**Requirements**
Keep only the lines where "panels" appears.
━━━━━ Material supplied ━━━━━
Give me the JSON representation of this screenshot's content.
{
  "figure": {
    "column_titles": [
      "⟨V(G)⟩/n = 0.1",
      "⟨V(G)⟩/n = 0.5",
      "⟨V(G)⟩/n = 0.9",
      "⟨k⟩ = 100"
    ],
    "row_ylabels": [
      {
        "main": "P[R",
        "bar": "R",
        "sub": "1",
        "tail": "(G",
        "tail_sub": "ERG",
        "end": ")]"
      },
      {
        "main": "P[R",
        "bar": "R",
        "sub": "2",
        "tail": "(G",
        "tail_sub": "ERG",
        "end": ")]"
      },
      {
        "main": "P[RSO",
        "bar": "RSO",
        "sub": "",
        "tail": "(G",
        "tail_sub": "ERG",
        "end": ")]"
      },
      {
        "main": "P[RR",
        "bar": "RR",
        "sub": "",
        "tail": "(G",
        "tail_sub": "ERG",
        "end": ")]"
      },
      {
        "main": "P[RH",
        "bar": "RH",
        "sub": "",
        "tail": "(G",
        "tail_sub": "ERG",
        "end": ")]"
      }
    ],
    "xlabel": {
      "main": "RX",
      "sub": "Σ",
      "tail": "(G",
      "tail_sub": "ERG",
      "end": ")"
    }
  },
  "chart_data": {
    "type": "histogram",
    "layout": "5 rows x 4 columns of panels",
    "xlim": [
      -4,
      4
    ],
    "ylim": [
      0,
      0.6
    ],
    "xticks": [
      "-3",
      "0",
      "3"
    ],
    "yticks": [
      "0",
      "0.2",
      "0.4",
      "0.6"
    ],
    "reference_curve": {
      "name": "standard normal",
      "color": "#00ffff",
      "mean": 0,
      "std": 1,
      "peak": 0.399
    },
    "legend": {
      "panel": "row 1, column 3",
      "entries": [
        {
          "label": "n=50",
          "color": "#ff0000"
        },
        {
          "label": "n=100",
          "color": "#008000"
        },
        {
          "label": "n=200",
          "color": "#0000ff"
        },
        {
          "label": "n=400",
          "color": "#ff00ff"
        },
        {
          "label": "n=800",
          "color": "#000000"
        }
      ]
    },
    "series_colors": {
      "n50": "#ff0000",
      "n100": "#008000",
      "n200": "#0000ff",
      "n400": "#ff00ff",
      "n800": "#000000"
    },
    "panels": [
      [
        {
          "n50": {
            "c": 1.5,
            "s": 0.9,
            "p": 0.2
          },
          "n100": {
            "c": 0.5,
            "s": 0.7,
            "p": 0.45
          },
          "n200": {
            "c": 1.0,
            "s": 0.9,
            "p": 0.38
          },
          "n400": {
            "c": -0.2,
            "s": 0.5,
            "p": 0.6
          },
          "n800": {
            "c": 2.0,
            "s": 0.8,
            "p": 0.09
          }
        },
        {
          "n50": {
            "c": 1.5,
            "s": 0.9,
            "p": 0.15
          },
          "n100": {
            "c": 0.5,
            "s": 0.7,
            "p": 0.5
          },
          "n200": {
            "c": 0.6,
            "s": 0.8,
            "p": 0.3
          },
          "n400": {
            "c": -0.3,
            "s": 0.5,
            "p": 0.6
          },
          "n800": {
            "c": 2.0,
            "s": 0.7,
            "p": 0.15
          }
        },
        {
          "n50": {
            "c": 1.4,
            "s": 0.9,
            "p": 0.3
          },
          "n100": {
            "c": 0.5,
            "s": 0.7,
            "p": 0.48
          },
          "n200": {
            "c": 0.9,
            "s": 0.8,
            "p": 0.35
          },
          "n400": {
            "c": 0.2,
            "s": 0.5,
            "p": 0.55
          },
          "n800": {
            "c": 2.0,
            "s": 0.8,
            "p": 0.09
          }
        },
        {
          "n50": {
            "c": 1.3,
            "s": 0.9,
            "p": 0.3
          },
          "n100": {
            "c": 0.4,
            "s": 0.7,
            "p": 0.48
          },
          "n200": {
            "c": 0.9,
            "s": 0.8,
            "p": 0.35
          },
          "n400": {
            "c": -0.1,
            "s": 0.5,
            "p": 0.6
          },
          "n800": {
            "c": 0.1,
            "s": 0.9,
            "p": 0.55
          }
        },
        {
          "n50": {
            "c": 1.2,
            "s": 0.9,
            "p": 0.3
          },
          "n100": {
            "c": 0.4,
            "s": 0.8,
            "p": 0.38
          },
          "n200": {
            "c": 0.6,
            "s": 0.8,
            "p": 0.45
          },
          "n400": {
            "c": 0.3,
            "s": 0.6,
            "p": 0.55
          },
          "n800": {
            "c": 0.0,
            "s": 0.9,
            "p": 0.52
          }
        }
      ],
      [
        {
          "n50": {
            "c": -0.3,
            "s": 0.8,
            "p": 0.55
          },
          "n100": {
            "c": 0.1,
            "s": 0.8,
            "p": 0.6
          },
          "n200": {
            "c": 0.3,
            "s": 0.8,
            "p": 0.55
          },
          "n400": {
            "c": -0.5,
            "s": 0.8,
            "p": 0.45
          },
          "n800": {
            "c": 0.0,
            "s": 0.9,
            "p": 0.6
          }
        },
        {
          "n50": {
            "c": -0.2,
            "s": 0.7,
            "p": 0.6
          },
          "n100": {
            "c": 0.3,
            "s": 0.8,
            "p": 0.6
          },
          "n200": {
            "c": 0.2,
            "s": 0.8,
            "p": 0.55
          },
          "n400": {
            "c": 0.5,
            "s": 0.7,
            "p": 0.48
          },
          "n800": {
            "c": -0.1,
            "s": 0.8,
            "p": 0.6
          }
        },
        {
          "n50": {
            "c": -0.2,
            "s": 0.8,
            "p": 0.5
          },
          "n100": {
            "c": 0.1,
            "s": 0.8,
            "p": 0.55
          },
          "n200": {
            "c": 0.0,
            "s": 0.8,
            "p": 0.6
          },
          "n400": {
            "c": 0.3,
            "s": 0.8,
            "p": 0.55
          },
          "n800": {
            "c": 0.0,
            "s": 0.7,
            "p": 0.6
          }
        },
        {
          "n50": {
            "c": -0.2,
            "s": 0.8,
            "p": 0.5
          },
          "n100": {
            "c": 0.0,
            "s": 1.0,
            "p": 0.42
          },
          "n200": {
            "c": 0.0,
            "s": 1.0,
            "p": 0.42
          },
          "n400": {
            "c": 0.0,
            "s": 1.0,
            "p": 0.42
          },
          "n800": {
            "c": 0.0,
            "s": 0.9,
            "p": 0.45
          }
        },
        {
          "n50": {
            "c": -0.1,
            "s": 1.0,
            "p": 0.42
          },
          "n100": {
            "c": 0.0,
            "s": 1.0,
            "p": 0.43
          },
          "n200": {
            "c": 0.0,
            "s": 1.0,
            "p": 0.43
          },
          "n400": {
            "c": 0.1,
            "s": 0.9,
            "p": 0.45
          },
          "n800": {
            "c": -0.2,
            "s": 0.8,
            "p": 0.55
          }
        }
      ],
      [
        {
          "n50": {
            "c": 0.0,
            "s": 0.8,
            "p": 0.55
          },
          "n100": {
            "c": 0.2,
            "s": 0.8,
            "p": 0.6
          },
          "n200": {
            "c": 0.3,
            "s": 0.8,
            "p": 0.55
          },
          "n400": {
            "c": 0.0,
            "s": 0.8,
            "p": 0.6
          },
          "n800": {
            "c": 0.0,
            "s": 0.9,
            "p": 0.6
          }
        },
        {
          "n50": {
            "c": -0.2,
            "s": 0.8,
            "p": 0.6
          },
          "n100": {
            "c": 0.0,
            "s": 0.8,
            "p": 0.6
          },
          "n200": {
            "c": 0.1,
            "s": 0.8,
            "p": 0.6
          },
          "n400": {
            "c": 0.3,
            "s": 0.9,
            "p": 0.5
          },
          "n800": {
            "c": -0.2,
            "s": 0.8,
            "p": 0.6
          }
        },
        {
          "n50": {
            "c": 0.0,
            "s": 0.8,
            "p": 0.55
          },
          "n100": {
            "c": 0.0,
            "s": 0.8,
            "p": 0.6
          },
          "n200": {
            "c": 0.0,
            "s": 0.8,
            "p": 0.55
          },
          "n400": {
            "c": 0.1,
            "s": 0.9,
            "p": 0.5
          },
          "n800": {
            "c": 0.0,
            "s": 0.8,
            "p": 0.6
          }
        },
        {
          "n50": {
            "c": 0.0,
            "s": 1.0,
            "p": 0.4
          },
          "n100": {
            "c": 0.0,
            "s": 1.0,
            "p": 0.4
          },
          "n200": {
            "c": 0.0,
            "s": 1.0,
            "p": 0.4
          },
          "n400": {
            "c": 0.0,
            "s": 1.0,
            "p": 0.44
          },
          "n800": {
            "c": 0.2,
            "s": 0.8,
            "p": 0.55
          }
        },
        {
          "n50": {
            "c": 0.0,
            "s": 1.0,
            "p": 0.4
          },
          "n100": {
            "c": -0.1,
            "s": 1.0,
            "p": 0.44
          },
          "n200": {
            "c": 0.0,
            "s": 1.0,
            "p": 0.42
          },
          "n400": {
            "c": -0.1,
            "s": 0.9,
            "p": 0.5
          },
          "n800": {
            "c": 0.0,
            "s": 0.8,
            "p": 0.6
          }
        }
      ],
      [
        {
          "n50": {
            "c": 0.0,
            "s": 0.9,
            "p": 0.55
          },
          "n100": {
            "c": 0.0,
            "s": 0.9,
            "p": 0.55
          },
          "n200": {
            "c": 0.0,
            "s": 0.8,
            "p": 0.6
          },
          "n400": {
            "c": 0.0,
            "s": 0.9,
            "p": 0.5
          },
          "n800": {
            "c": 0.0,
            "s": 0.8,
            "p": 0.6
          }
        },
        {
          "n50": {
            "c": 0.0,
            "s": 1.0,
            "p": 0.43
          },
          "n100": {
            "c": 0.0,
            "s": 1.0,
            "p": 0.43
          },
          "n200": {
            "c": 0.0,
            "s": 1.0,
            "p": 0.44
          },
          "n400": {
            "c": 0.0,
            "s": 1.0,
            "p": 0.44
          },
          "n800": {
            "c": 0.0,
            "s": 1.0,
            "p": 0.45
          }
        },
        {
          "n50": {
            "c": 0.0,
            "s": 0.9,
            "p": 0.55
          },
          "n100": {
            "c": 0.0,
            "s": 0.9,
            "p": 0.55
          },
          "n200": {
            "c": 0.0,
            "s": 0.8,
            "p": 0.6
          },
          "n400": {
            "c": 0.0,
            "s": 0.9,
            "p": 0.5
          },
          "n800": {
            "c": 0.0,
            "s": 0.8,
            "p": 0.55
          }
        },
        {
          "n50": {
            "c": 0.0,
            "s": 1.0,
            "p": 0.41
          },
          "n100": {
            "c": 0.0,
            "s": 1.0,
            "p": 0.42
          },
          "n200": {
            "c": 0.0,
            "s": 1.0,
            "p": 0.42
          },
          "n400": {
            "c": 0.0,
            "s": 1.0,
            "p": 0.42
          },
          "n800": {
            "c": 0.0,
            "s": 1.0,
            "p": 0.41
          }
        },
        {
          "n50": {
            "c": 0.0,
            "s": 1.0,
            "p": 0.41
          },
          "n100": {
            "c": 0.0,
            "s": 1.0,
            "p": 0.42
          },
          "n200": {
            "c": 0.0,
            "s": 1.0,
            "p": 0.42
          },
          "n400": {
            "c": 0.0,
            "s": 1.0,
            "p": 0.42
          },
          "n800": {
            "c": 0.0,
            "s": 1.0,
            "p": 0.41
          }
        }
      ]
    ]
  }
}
━━━━━
**Worked answer**
    "layout": "5 rows x 4 columns of panels",
    "panels": [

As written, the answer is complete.